_Work instructions_: Count how many lines in the material below hold the word "rights"; the reply is that number alone.

Data items:
-*-
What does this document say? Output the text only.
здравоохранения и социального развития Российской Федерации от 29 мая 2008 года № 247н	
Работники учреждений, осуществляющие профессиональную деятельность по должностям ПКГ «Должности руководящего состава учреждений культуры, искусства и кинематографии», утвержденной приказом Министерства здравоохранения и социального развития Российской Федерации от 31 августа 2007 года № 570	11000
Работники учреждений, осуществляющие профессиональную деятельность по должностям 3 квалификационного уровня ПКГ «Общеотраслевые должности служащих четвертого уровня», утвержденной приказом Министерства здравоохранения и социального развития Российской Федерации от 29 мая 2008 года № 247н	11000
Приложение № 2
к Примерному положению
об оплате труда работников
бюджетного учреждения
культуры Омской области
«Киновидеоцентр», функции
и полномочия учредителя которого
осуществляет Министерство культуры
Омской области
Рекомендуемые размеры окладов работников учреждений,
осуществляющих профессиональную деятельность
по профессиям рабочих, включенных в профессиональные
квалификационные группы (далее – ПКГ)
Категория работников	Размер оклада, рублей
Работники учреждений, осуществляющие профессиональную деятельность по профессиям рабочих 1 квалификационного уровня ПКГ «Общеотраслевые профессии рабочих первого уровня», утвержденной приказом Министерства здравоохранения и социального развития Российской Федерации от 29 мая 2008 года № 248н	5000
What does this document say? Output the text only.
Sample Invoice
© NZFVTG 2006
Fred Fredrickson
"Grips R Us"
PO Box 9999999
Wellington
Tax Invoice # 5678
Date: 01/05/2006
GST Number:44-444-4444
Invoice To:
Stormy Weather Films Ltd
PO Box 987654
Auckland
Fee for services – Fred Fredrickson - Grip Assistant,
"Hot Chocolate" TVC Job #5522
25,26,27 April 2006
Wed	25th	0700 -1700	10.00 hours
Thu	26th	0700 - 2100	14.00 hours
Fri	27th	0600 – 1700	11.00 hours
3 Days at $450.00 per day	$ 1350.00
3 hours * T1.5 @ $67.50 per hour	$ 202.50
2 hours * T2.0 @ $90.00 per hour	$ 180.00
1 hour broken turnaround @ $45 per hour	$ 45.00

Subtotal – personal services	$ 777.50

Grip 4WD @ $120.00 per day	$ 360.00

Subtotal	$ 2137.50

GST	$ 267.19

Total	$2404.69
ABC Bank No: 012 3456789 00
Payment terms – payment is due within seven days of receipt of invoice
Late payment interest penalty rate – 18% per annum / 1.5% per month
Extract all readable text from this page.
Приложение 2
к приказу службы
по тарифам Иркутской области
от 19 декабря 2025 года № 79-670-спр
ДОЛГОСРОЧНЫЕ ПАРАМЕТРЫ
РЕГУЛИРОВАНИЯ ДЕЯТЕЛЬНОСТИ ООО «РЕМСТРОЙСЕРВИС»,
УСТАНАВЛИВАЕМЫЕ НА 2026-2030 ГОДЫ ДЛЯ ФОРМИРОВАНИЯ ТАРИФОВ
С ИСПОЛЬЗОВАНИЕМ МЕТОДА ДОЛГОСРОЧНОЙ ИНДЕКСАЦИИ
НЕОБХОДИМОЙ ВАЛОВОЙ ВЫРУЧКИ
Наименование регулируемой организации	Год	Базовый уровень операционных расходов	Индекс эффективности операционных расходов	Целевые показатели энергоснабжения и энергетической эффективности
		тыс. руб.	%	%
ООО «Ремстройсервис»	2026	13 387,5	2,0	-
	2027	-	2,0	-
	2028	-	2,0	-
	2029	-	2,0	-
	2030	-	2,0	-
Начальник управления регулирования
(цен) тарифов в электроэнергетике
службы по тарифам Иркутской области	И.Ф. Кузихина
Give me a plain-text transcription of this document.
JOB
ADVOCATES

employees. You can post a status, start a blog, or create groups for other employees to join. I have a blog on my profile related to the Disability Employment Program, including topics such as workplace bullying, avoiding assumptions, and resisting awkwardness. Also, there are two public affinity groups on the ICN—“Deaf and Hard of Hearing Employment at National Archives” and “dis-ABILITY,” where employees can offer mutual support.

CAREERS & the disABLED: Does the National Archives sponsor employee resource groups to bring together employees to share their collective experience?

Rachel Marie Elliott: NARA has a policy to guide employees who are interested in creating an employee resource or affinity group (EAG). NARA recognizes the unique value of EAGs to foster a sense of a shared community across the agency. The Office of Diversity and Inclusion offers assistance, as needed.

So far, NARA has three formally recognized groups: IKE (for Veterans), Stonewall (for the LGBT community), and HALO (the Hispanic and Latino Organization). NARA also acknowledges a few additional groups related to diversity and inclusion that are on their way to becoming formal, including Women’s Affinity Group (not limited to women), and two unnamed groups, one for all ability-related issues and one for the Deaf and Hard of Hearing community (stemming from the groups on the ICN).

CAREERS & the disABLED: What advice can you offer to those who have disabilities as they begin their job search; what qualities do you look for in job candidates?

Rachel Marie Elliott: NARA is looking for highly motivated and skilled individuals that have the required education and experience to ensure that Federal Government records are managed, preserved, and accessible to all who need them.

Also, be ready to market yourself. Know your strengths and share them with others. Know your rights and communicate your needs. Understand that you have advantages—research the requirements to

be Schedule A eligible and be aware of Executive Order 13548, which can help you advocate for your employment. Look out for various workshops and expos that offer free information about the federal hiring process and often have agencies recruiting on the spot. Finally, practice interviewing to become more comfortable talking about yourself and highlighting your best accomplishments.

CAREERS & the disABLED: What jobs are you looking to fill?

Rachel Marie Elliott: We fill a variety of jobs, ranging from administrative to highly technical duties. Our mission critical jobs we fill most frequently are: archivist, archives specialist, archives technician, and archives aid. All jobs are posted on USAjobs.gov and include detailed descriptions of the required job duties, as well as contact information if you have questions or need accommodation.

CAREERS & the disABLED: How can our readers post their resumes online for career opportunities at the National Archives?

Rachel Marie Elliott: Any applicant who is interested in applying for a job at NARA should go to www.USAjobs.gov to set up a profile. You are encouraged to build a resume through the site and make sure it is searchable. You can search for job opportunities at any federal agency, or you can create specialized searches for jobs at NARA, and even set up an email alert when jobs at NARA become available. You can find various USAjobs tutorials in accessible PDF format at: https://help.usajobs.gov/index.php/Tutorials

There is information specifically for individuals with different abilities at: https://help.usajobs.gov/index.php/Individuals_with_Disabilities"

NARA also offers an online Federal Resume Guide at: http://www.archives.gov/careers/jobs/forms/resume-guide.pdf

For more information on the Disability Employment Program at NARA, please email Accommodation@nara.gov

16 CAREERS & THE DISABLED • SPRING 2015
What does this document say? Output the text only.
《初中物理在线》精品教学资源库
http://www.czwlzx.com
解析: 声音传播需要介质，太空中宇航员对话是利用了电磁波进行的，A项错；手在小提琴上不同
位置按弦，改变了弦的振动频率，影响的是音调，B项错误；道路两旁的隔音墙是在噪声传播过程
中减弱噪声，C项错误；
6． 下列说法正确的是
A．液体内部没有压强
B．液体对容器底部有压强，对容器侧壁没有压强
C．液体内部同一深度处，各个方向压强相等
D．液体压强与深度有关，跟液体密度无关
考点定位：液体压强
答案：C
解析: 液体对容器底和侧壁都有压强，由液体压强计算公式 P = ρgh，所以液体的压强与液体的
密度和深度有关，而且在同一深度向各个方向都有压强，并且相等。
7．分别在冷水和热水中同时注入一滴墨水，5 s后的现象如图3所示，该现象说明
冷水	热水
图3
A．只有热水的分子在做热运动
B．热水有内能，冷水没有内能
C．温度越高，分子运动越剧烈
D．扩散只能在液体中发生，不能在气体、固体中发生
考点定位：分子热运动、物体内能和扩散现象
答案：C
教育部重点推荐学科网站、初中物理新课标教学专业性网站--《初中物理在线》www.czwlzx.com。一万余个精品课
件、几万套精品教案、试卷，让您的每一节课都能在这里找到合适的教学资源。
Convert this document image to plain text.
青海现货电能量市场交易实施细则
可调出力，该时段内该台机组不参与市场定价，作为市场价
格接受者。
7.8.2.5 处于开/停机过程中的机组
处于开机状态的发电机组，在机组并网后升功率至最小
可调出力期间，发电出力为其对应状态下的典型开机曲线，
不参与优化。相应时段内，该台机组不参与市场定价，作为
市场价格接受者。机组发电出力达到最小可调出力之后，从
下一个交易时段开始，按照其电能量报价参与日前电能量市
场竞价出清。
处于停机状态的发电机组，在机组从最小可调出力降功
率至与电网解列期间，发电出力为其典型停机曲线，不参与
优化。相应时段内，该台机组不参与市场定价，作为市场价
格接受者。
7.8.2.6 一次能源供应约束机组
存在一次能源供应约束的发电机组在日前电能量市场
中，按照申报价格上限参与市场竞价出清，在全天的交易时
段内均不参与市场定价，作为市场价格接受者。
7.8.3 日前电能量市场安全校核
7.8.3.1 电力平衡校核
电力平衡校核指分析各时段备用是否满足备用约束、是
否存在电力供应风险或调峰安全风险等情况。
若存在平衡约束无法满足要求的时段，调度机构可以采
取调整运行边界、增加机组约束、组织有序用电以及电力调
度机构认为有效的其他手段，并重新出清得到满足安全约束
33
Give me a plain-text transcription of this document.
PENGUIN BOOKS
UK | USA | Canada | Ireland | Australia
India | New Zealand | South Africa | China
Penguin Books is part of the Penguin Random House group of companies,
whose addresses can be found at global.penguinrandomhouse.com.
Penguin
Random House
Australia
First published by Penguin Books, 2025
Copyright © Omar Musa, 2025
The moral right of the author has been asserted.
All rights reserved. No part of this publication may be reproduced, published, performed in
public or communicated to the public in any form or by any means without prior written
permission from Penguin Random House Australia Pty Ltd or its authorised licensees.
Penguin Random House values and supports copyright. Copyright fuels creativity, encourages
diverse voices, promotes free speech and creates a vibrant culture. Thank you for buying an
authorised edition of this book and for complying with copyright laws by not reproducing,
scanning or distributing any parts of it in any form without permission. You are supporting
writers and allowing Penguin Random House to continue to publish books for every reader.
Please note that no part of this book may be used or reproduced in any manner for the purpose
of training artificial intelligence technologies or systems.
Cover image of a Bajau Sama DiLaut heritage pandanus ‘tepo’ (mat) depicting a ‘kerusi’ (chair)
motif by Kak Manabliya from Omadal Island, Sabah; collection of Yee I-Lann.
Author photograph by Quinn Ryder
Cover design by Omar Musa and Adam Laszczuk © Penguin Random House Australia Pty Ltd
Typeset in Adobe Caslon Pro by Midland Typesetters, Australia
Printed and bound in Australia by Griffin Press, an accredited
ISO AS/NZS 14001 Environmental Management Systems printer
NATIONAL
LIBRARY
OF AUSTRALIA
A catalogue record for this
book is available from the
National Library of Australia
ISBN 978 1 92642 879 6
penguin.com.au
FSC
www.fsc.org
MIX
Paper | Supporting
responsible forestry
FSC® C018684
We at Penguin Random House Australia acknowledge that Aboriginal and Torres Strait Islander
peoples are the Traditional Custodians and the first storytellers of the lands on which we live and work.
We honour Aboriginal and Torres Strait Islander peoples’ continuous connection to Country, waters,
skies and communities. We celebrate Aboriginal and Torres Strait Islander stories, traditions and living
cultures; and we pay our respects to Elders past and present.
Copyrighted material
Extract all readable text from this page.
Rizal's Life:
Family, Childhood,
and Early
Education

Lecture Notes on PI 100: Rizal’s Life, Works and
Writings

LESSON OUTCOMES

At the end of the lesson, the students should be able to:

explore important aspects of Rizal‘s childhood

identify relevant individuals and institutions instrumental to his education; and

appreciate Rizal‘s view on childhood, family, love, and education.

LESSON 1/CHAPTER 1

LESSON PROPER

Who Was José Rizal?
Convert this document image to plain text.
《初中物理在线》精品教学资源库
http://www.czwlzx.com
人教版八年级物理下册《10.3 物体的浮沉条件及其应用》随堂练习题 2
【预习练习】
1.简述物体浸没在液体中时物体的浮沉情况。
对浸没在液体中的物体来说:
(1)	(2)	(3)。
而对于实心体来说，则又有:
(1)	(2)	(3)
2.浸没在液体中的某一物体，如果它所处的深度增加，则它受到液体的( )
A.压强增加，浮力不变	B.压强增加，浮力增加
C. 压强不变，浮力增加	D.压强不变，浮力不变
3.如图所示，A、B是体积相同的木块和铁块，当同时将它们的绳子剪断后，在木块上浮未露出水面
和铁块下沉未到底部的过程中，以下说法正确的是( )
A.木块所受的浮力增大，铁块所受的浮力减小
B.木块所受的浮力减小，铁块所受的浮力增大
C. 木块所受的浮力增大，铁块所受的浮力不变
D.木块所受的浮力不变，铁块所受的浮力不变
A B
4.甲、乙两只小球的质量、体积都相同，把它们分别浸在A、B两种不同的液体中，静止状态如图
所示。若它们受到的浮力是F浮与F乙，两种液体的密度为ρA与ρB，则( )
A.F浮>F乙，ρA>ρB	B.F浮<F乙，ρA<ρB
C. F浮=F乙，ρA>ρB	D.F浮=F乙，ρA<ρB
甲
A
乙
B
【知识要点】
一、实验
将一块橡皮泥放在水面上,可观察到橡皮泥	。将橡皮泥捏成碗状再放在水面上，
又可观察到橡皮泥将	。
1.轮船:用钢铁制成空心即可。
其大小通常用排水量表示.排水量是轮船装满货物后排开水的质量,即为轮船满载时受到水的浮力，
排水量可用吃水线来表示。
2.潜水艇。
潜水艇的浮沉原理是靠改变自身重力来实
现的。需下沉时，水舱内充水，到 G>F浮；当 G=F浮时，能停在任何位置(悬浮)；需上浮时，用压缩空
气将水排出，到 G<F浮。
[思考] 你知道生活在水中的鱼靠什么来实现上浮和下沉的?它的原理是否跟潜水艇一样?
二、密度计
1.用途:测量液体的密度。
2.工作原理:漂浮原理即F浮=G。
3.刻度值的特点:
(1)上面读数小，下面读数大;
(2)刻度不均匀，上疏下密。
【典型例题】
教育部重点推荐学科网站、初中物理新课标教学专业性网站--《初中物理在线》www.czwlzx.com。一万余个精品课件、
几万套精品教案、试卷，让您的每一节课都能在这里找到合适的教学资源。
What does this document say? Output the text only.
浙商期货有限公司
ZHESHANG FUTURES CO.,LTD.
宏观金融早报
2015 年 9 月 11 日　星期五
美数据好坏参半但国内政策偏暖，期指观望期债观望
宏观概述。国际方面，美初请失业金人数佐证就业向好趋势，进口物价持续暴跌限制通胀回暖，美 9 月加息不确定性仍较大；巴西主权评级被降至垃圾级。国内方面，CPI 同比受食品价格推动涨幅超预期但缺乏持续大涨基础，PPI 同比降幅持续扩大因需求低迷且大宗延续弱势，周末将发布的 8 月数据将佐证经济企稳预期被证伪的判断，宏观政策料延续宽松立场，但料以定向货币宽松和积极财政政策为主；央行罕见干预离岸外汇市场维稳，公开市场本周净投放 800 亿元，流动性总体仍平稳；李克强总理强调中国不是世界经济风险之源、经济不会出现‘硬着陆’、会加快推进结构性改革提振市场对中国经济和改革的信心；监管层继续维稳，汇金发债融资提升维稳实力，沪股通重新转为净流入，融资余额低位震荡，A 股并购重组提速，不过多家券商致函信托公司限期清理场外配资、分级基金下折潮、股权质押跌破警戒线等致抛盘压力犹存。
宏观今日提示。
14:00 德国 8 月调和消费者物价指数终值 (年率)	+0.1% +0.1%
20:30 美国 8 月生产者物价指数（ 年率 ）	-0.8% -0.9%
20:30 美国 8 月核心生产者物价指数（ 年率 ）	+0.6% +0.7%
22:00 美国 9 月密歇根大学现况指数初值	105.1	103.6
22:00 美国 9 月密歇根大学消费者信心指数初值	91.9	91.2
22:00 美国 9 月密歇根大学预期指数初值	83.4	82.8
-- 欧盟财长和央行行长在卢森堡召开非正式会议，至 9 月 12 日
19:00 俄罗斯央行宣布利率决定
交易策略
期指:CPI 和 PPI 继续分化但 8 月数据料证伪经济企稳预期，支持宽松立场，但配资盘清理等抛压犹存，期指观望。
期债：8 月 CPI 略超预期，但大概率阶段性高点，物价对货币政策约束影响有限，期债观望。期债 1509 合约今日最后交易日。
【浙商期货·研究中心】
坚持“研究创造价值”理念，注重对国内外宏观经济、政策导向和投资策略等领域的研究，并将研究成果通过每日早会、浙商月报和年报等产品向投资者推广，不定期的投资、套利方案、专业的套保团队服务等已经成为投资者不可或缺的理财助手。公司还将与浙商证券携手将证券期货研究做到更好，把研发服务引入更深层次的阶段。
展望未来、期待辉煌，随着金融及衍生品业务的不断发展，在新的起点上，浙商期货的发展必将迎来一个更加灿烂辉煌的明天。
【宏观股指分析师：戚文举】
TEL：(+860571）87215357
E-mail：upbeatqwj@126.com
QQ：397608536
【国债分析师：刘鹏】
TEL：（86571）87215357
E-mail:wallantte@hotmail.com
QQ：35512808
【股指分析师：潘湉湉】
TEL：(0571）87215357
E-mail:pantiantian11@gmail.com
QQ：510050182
-*-
_The output_: 2